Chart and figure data
- - -

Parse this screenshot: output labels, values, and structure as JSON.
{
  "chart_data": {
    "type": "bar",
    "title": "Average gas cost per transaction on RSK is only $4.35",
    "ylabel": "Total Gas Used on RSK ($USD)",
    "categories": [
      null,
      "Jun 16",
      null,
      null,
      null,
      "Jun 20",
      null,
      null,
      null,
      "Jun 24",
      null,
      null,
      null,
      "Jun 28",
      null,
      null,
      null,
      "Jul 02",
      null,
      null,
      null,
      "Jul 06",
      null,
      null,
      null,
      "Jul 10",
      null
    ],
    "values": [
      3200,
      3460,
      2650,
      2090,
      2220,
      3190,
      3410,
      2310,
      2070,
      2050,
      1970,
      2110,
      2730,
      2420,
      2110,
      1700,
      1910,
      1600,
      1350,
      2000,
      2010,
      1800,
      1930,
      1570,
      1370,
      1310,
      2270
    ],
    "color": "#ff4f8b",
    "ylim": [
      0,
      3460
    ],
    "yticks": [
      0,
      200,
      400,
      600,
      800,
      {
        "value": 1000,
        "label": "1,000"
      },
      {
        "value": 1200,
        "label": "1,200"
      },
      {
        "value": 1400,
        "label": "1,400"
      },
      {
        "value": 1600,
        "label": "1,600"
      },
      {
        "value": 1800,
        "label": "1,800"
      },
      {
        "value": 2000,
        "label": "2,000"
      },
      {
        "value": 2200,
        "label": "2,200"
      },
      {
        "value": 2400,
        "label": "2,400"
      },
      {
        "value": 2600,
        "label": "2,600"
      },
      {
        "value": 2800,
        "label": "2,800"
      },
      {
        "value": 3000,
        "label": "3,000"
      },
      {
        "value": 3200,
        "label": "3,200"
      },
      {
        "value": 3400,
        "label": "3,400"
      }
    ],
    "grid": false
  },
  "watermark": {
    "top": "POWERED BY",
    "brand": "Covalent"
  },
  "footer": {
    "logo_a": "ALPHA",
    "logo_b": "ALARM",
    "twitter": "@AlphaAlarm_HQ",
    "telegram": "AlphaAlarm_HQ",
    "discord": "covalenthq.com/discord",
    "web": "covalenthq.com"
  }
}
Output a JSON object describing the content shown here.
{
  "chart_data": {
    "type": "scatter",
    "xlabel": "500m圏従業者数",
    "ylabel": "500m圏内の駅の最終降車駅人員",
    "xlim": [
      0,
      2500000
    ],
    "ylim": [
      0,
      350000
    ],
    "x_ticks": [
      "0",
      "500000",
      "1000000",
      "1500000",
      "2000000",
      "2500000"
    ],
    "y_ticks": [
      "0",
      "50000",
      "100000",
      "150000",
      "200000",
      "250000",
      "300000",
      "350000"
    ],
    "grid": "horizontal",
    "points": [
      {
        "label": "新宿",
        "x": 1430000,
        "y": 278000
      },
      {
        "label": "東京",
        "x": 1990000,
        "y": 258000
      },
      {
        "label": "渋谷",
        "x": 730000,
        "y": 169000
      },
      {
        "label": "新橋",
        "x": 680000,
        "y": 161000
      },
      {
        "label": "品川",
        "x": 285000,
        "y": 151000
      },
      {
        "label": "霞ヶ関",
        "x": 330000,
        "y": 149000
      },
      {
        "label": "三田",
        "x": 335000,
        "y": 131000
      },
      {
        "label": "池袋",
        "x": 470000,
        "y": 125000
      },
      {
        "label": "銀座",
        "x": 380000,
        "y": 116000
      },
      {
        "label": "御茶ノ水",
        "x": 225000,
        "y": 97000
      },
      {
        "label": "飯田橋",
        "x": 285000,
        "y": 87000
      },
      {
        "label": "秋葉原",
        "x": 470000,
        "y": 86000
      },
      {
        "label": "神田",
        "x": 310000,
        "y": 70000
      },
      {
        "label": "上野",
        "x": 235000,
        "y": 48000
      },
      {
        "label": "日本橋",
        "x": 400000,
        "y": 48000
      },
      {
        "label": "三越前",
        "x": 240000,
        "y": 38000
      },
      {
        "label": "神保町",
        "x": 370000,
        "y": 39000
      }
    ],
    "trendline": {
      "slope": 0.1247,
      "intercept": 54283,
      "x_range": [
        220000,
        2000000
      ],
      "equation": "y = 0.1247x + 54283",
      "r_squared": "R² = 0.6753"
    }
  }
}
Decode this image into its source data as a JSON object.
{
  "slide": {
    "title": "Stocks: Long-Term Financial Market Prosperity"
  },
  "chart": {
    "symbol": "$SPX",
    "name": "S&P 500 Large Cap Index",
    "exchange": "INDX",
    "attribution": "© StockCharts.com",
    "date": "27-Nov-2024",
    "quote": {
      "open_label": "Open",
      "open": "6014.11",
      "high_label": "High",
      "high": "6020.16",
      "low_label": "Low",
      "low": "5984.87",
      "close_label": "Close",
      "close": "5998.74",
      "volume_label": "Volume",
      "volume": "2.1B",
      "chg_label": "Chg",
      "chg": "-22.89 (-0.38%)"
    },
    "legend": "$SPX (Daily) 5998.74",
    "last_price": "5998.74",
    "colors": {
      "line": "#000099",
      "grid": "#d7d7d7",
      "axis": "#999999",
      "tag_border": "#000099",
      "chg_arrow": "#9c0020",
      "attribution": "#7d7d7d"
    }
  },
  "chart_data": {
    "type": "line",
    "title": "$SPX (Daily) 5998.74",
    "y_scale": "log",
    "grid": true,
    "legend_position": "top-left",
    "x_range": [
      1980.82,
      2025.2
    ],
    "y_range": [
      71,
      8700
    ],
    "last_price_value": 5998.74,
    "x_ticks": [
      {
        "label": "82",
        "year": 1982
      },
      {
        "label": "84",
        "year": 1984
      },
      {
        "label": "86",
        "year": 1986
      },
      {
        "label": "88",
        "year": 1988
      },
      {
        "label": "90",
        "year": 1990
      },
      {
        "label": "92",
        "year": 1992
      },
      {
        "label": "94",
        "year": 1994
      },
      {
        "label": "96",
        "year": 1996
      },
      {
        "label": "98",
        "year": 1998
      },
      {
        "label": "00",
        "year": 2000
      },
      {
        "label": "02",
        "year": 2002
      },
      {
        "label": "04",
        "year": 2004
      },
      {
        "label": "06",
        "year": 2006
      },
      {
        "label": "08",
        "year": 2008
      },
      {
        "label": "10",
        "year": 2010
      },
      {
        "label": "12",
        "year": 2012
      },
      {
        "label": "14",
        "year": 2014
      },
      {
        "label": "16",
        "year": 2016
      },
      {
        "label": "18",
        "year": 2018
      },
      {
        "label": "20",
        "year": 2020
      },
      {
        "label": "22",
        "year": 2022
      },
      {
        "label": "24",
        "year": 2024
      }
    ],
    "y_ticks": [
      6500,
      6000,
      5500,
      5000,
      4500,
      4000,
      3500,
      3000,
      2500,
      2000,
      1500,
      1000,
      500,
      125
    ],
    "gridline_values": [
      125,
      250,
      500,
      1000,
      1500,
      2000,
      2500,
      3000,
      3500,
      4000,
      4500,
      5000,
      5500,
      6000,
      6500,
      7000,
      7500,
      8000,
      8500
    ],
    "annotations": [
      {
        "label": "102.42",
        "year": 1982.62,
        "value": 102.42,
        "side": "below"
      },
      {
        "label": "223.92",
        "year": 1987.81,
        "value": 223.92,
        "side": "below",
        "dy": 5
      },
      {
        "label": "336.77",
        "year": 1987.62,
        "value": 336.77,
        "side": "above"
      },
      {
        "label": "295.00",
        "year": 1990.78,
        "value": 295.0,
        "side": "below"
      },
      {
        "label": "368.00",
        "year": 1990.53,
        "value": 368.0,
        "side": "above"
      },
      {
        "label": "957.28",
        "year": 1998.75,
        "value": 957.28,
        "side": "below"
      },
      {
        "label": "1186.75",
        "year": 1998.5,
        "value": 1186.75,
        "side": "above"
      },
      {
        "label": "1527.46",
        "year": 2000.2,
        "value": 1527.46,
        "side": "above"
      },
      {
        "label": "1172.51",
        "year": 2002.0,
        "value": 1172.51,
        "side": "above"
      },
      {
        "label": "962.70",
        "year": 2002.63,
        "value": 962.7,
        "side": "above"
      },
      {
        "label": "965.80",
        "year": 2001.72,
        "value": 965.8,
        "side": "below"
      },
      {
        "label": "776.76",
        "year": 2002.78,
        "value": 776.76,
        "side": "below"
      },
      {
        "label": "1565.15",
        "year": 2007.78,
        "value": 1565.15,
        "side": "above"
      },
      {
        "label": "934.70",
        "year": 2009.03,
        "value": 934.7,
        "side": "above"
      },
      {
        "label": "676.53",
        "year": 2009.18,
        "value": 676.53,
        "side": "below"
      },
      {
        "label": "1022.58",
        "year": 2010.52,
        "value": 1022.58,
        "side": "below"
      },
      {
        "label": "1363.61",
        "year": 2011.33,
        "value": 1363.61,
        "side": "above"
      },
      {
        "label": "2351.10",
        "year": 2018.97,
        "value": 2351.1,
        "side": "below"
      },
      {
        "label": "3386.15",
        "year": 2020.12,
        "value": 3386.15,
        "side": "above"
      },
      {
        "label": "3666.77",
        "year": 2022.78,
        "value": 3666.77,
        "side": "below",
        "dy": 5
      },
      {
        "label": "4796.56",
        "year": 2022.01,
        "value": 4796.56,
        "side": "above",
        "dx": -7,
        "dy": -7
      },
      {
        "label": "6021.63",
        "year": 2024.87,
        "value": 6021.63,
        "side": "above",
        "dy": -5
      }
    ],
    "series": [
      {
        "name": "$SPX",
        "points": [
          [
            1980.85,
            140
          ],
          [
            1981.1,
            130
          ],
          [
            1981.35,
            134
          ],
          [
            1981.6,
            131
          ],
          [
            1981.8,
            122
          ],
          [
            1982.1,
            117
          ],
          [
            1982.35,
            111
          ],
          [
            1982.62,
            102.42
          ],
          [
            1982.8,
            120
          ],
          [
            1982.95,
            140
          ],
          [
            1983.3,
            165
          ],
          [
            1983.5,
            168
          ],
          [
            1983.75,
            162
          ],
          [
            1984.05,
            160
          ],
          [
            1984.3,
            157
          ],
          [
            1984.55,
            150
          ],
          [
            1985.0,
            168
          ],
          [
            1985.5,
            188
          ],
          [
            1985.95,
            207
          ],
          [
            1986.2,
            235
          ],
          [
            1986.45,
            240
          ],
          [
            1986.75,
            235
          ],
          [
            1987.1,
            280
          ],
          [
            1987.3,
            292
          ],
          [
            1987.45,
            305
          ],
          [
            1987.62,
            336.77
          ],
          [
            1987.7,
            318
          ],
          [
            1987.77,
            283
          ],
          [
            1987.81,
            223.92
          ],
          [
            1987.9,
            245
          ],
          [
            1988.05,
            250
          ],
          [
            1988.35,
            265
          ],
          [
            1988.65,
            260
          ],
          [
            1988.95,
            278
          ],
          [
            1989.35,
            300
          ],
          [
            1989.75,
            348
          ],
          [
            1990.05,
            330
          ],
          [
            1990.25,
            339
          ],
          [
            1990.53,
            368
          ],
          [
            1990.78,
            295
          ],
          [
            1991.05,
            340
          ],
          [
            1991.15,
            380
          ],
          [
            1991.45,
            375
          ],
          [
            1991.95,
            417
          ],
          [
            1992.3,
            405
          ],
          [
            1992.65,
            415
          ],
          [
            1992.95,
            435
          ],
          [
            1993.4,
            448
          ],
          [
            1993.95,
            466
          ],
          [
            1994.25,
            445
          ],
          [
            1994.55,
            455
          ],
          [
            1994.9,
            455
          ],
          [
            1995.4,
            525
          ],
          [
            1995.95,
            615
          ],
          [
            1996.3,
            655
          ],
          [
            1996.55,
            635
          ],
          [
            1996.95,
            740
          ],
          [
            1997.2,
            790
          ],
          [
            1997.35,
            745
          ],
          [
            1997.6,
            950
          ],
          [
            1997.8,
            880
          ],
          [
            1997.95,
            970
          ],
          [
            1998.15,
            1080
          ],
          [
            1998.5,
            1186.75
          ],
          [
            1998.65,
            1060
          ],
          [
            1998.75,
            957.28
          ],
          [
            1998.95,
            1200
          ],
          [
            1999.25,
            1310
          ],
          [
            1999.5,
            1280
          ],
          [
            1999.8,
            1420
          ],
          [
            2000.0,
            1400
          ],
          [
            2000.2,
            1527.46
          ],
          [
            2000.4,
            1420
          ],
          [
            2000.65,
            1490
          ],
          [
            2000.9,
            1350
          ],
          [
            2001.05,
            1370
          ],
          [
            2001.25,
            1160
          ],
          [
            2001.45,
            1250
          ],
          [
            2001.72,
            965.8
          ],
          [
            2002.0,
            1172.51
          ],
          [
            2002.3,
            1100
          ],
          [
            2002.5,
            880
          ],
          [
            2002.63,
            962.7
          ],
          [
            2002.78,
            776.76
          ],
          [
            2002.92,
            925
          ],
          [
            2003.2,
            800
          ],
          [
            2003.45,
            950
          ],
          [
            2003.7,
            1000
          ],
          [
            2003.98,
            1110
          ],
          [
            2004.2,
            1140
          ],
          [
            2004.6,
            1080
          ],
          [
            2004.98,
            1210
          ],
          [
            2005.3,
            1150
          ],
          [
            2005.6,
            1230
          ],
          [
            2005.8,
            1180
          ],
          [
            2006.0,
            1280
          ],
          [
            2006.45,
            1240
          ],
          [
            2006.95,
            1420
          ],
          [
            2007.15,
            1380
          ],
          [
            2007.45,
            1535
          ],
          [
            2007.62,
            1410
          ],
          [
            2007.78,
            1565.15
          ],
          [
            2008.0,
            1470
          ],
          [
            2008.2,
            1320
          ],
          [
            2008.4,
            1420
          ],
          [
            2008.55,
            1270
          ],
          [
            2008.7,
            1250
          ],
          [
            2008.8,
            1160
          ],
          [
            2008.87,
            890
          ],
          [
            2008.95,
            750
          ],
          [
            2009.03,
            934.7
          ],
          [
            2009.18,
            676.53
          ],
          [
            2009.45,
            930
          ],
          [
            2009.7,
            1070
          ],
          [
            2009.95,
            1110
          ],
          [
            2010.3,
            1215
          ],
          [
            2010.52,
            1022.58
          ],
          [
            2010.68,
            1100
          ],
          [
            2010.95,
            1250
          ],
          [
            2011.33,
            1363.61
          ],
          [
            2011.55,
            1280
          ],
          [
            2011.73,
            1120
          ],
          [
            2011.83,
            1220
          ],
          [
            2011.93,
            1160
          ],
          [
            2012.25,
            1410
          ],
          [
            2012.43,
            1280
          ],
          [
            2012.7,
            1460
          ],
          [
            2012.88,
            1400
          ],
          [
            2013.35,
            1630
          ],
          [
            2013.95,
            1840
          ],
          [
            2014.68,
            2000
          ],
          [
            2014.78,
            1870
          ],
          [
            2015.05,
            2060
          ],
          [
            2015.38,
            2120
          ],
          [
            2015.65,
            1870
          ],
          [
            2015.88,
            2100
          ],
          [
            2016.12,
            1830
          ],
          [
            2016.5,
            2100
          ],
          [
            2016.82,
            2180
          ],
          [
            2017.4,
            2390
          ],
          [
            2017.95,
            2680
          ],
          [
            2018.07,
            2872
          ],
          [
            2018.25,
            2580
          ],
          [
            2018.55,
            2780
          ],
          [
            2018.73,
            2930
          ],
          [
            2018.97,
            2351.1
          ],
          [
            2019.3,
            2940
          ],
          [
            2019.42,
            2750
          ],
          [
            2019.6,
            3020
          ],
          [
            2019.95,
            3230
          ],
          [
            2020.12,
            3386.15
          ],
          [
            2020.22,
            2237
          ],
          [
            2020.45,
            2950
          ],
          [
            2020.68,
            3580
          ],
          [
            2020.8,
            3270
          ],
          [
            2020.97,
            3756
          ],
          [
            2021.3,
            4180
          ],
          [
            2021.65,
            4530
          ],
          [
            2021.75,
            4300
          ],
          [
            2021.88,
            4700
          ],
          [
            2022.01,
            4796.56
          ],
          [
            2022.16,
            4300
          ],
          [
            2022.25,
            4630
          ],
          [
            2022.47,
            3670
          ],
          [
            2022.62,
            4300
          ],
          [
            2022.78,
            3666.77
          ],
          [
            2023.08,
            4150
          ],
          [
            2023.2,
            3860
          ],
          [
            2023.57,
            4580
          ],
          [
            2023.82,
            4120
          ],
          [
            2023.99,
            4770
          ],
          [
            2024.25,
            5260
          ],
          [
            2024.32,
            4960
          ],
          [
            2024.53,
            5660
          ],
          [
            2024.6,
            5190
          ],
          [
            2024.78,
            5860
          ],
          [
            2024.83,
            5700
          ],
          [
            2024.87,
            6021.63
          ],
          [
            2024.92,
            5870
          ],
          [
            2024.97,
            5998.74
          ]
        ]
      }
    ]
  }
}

- - -

▶ What you are asked to do: Pull out and copy each line containing the string "attribution".

▶ Exercise output:
    "attribution": "© StockCharts.com",
      "attribution": "#7d7d7d"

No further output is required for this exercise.